SET EXERCISE - Will you write out the data exactly, excluding every picture?
-------- MATERIAL TO PROCESS
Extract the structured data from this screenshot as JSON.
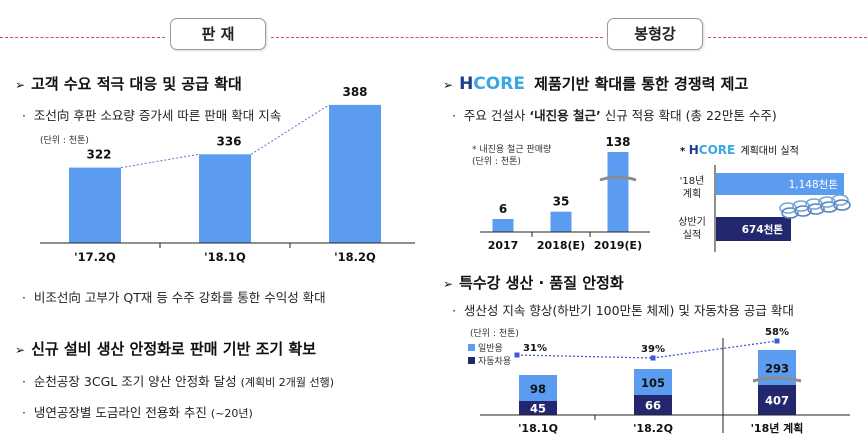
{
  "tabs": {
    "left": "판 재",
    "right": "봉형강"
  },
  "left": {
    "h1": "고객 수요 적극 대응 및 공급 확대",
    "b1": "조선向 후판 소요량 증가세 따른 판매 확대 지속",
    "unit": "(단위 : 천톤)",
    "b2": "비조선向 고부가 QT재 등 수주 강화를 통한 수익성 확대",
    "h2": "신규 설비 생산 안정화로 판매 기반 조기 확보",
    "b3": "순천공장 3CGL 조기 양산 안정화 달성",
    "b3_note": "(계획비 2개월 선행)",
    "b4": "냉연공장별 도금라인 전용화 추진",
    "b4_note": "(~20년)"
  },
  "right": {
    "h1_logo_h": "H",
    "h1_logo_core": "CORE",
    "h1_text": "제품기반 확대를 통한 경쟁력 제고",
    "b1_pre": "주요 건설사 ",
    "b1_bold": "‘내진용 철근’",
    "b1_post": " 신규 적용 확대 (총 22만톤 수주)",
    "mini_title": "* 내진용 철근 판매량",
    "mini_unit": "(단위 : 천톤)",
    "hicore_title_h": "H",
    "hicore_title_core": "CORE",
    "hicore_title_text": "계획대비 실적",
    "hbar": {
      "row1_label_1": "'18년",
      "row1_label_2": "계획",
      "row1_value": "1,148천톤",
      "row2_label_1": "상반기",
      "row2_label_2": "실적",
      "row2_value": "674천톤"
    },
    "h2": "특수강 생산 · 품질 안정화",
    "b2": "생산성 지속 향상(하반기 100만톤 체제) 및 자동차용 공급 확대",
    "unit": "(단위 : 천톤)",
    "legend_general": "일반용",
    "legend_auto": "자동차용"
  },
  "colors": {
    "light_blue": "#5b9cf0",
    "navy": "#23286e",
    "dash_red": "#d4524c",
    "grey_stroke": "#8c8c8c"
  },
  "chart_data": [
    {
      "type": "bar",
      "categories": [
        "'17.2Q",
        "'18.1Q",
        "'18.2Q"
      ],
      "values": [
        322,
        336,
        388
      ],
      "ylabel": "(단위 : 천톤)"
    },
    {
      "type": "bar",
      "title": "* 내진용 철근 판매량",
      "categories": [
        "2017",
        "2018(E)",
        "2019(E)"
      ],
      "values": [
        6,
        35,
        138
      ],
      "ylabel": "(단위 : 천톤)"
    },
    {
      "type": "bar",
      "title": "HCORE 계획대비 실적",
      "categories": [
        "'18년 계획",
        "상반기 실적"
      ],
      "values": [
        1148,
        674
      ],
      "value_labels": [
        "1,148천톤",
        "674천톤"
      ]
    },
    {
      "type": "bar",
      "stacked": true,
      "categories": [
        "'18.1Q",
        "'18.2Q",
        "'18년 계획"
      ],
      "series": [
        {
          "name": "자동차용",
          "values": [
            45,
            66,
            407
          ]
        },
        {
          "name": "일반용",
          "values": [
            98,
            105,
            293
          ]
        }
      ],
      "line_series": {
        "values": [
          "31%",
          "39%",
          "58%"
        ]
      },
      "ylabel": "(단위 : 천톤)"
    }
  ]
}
----------------
SOLUTION -
Extract the structured data from this screenshot as JSON.
{
  "tabs": {
    "left": "판 재",
    "right": "봉형강"
  },
  "left": {
    "h1": "고객 수요 적극 대응 및 공급 확대",
    "b1": "조선向 후판 소요량 증가세 따른 판매 확대 지속",
    "unit": "(단위 : 천톤)",
    "b2": "비조선向 고부가 QT재 등 수주 강화를 통한 수익성 확대",
    "h2": "신규 설비 생산 안정화로 판매 기반 조기 확보",
    "b3": "순천공장 3CGL 조기 양산 안정화 달성",
    "b3_note": "(계획비 2개월 선행)",
    "b4": "냉연공장별 도금라인 전용화 추진",
    "b4_note": "(~20년)"
  },
  "right": {
    "h1_logo_h": "H",
    "h1_logo_core": "CORE",
    "h1_text": "제품기반 확대를 통한 경쟁력 제고",
    "b1_pre": "주요 건설사 ",
    "b1_bold": "‘내진용 철근’",
    "b1_post": " 신규 적용 확대 (총 22만톤 수주)",
    "mini_title": "* 내진용 철근 판매량",
    "mini_unit": "(단위 : 천톤)",
    "hicore_title_h": "H",
    "hicore_title_core": "CORE",
    "hicore_title_text": "계획대비 실적",
    "hbar": {
      "row1_label_1": "'18년",
      "row1_label_2": "계획",
      "row1_value": "1,148천톤",
      "row2_label_1": "상반기",
      "row2_label_2": "실적",
      "row2_value": "674천톤"
    },
    "h2": "특수강 생산 · 품질 안정화",
    "b2": "생산성 지속 향상(하반기 100만톤 체제) 및 자동차용 공급 확대",
    "unit": "(단위 : 천톤)",
    "legend_general": "일반용",
    "legend_auto": "자동차용"
  },
  "colors": {
    "light_blue": "#5b9cf0",
    "navy": "#23286e",
    "dash_red": "#d4524c",
    "grey_stroke": "#8c8c8c"
  },
  "chart_data": [
    {
      "type": "bar",
      "categories": [
        "'17.2Q",
        "'18.1Q",
        "'18.2Q"
      ],
      "values": [
        322,
        336,
        388
      ],
      "ylabel": "(단위 : 천톤)"
    },
    {
      "type": "bar",
      "title": "* 내진용 철근 판매량",
      "categories": [
        "2017",
        "2018(E)",
        "2019(E)"
      ],
      "values": [
        6,
        35,
        138
      ],
      "ylabel": "(단위 : 천톤)"
    },
    {
      "type": "bar",
      "title": "HCORE 계획대비 실적",
      "categories": [
        "'18년 계획",
        "상반기 실적"
      ],
      "values": [
        1148,
        674
      ],
      "value_labels": [
        "1,148천톤",
        "674천톤"
      ]
    },
    {
      "type": "bar",
      "stacked": true,
      "categories": [
        "'18.1Q",
        "'18.2Q",
        "'18년 계획"
      ],
      "series": [
        {
          "name": "자동차용",
          "values": [
            45,
            66,
            407
          ]
        },
        {
          "name": "일반용",
          "values": [
            98,
            105,
            293
          ]
        }
      ],
      "line_series": {
        "values": [
          "31%",
          "39%",
          "58%"
        ]
      },
      "ylabel": "(단위 : 천톤)"
    }
  ]
}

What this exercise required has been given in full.